Excerpt to read:
* * * *

Indeed, like firefighters wired to answer alarms, they do it all the time, only
these men are chronically attuned to whim.
If Mayweather is
truly desperate--and nothing else explains his fanaticism--this is good news
back in the boardrooms. His fight with Oscar De La Hoya on Saturday night at
the MGM Grand in Vegas will probably be boxing's last gasp, surely the last
bout that can produce anything like coast-to-coast appeal or, let's say, two
million pay-per-view buys. Unless De La Hoya is fighting, which has been seldom
of late and is about to become never, the sport exists on the fringes,
particularly in the U.S. The lower weight classes are dominated by Hispanic
fighters, and their fights, dramatic as they might be, are marketed almost
exclusively in the West, Southwest and some big cities elsewhere. The
heavyweight division, which traditionally galvanized the nation, is similarly
dominated by foreign fighters, but with the added disadvantage that they're not
very good.

* * * *

Given data:
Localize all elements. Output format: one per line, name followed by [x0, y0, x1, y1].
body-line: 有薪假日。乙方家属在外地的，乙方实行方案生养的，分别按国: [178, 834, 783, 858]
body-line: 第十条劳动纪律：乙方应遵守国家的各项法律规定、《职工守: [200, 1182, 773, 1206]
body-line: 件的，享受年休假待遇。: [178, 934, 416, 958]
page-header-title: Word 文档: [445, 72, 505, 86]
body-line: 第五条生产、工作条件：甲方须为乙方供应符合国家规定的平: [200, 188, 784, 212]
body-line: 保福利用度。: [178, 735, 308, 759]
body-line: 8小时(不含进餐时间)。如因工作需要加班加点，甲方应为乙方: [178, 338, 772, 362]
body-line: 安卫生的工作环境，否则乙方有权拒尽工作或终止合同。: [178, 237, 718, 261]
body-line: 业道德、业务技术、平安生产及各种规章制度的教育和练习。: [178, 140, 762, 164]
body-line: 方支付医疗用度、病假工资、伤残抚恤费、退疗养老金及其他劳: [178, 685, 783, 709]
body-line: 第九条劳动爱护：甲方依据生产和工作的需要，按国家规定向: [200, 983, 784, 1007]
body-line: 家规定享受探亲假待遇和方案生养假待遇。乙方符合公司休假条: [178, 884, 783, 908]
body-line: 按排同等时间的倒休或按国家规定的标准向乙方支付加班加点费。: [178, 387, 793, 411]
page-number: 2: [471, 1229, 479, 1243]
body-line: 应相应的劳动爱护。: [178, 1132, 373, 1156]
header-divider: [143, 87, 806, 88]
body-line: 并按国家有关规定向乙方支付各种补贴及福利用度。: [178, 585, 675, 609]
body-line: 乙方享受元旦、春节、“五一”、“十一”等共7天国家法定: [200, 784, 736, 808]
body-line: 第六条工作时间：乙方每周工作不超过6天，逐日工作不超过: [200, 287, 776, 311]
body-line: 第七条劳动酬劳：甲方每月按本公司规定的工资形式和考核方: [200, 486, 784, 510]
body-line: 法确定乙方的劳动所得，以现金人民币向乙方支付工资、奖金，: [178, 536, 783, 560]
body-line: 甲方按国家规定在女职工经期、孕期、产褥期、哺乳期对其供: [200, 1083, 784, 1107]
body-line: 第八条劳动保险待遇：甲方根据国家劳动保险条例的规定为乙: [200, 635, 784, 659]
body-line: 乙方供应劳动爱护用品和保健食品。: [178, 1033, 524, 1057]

* * * *

In the boxing excerpt, where is Mayweather's fight with Oscar De La Hoya taking place? You won't need the listing for this.

Written answer:
At the MGM Grand in Vegas.